_Your task:_ Copy each line of the records that holds the string "Instrumentation".

_Data excerpts:_
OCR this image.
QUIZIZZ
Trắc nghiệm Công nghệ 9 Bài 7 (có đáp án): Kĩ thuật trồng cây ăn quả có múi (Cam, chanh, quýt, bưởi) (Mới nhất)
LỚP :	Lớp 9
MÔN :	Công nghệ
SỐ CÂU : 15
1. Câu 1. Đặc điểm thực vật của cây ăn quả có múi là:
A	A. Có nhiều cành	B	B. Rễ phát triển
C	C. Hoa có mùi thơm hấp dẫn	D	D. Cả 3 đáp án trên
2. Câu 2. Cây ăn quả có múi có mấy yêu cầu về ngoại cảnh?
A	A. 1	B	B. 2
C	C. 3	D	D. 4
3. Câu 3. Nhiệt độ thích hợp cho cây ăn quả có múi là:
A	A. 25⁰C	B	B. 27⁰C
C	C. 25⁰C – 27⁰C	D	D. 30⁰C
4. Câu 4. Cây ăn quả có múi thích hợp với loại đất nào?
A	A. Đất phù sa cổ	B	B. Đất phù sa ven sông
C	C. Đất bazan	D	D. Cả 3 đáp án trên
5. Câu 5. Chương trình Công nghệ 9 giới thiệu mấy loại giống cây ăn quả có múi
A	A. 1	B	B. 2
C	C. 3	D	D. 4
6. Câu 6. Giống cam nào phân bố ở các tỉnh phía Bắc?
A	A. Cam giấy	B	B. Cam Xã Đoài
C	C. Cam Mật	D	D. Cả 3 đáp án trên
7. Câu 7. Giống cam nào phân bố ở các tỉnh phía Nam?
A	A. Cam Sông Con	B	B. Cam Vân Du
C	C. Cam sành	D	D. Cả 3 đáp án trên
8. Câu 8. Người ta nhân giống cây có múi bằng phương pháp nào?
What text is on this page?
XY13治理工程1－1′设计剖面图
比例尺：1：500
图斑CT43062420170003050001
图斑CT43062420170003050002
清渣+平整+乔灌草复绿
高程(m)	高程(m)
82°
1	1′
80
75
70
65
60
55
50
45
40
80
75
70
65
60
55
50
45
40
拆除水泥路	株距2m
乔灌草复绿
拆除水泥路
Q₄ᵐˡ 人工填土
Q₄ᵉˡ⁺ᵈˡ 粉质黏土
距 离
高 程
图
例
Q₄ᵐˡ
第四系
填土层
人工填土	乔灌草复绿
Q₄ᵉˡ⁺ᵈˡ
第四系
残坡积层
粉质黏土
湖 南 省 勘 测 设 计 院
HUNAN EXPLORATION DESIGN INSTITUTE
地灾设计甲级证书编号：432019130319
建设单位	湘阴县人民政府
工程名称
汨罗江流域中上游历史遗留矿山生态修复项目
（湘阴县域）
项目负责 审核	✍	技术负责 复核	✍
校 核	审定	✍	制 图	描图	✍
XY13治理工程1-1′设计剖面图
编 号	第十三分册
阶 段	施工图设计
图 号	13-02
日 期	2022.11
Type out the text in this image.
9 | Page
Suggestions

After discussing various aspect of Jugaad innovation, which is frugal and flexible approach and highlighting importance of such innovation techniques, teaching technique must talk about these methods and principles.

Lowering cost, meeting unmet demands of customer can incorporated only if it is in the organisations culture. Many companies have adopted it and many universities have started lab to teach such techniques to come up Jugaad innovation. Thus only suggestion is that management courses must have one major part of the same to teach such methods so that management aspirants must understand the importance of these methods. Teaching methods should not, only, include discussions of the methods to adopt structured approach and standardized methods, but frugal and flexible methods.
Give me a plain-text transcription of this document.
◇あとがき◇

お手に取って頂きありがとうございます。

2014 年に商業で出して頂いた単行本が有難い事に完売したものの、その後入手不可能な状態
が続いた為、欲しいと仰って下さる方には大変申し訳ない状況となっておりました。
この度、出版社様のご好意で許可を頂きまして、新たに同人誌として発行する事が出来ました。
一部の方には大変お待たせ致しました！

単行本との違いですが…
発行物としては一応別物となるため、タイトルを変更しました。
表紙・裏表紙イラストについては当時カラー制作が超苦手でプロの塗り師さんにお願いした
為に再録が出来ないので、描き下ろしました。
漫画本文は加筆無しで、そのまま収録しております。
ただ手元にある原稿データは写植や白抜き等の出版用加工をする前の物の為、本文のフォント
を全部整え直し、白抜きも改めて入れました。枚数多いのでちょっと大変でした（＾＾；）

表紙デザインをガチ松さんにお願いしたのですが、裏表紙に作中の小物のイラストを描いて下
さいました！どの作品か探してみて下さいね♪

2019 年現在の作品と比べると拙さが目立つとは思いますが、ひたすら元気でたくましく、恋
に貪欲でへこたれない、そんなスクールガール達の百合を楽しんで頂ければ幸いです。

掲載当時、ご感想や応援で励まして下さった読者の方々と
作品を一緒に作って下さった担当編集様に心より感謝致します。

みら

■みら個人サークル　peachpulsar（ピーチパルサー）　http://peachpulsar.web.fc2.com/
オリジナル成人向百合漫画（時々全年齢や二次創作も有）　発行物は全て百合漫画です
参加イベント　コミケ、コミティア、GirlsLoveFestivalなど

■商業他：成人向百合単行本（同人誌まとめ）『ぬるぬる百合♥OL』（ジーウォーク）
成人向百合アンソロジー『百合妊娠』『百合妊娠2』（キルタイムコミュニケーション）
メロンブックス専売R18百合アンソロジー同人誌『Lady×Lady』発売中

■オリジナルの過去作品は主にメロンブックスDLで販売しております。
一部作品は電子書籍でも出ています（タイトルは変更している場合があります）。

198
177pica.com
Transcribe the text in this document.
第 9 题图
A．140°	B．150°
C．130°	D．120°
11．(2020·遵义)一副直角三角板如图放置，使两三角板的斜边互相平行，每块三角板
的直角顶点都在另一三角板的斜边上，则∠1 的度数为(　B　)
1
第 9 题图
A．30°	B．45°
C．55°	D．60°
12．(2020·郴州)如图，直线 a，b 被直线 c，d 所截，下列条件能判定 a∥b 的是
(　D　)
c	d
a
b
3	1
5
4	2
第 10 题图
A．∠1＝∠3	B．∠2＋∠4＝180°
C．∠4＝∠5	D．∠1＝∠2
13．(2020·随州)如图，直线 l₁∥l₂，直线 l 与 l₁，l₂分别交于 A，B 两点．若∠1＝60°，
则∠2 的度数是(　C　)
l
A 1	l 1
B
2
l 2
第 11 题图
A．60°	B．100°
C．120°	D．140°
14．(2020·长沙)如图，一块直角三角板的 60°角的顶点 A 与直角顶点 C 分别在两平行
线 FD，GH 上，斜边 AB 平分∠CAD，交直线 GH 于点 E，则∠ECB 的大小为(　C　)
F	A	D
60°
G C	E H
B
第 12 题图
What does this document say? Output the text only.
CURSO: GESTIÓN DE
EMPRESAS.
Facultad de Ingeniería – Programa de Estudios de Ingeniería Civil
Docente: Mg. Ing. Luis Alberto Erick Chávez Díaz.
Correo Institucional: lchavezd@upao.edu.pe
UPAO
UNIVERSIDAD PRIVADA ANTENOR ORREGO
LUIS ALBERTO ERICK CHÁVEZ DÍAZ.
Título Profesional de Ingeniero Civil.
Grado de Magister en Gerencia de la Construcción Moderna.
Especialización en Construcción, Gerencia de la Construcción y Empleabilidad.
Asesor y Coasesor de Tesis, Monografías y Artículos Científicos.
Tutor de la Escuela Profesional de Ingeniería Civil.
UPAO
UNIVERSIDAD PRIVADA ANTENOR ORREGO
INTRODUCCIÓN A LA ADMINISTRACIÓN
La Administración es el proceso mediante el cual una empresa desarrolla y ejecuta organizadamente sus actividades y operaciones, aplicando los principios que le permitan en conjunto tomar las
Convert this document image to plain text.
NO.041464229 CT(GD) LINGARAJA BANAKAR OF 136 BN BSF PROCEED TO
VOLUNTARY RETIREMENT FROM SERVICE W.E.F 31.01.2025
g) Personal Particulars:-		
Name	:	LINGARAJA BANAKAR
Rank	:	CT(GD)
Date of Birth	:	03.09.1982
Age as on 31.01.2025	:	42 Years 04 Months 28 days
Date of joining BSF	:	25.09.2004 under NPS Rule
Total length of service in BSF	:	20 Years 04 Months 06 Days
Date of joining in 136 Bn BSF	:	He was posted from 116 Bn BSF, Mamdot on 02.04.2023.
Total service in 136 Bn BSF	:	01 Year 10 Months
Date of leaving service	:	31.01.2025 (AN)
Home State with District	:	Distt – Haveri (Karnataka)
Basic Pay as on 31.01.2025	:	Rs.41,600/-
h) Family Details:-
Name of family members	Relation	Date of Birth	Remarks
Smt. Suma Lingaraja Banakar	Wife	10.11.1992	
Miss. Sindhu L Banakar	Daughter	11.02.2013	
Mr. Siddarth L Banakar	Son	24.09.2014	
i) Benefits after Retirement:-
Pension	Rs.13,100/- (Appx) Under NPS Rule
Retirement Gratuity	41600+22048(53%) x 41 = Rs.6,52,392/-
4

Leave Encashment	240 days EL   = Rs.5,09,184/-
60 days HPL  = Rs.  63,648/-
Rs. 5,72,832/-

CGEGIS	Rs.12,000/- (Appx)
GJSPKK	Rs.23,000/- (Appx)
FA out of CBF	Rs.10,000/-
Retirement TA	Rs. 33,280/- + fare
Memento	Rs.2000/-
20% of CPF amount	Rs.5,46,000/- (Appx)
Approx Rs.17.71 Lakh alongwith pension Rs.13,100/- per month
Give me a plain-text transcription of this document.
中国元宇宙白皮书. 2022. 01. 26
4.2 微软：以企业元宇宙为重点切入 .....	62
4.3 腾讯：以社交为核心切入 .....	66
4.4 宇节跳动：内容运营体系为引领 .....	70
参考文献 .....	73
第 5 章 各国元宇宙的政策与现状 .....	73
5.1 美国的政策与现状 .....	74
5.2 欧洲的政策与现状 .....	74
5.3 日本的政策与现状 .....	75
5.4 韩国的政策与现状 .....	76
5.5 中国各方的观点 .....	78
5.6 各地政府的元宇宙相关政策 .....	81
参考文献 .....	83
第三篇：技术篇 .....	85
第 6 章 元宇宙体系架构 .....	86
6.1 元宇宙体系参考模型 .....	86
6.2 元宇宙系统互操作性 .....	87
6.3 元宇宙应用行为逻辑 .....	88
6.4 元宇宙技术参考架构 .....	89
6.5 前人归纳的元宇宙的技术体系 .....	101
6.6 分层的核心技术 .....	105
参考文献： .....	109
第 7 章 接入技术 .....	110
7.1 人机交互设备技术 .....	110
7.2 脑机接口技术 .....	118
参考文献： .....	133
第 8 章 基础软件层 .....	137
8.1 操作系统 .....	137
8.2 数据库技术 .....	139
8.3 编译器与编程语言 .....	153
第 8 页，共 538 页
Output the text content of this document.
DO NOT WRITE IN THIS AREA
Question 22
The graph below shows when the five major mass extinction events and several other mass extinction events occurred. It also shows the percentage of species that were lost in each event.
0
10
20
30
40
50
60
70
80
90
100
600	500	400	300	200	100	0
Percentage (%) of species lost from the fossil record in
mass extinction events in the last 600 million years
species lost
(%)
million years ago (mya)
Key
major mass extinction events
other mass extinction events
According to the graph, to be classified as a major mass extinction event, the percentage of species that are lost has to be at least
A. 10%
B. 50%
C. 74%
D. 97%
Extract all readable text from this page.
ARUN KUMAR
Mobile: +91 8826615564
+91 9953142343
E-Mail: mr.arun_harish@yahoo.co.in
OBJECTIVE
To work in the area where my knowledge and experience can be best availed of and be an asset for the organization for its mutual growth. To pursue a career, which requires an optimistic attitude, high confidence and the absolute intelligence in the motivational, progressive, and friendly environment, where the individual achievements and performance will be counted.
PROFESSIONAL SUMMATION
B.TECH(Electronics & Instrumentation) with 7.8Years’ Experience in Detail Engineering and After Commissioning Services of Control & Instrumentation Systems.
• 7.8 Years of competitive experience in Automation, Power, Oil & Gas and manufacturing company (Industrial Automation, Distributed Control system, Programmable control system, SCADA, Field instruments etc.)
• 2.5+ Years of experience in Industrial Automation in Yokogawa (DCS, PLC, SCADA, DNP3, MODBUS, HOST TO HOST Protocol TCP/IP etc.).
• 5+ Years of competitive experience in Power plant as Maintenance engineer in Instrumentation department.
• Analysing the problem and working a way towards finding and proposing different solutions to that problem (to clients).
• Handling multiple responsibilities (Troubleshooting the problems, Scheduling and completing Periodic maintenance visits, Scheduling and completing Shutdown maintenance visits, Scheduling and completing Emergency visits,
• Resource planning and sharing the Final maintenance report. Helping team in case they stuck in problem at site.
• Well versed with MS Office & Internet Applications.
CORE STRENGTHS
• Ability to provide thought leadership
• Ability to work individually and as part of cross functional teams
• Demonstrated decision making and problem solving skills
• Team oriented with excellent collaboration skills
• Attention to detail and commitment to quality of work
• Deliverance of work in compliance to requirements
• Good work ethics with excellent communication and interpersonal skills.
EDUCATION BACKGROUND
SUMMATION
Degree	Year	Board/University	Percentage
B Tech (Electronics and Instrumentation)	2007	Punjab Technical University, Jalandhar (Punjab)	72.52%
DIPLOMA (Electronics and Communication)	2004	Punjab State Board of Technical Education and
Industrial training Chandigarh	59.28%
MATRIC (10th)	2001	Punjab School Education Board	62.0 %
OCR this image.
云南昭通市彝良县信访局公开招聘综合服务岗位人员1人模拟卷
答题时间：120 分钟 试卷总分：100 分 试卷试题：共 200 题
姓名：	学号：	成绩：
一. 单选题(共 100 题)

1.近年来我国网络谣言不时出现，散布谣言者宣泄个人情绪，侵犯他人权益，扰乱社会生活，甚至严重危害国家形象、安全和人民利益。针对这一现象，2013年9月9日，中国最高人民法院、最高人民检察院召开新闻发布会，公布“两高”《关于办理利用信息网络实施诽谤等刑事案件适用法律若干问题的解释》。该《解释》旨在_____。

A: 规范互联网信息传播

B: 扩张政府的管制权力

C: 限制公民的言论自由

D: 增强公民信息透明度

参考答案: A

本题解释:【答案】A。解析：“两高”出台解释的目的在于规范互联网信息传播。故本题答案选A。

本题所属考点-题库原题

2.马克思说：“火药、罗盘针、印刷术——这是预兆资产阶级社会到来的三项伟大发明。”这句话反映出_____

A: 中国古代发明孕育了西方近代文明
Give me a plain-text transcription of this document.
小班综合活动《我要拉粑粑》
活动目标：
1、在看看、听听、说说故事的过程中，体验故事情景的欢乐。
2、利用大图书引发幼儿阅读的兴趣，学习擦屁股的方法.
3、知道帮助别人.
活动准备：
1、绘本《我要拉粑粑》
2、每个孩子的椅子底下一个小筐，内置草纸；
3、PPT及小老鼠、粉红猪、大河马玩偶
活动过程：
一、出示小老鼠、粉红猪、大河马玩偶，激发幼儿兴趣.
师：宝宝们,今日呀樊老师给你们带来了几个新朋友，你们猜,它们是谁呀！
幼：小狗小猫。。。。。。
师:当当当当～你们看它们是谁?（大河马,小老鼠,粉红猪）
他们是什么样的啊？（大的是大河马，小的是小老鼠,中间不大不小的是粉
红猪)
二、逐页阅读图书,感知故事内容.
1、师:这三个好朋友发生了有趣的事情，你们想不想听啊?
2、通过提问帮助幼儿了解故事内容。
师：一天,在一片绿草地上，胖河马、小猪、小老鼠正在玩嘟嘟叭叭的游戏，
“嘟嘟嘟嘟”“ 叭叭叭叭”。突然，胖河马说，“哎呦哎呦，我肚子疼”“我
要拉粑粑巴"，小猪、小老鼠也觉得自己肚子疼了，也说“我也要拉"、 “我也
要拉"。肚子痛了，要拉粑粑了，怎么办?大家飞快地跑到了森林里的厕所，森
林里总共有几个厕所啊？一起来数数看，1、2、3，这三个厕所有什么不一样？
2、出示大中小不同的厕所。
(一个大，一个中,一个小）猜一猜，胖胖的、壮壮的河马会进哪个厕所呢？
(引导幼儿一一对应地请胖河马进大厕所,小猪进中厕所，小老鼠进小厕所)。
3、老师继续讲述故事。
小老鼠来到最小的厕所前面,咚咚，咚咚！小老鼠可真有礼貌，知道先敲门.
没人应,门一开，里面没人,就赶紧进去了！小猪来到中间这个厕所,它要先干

_Exercise answer:_
B.TECH(Electronics & Instrumentation) with 7.8Years’ Experience in Detail Engineering and After Commissioning Services of Control & Instrumentation Systems.
• 5+ Years of competitive experience in Power plant as Maintenance engineer in Instrumentation department.
B Tech (Electronics and Instrumentation)	2007	Punjab Technical University, Jalandhar (Punjab)	72.52%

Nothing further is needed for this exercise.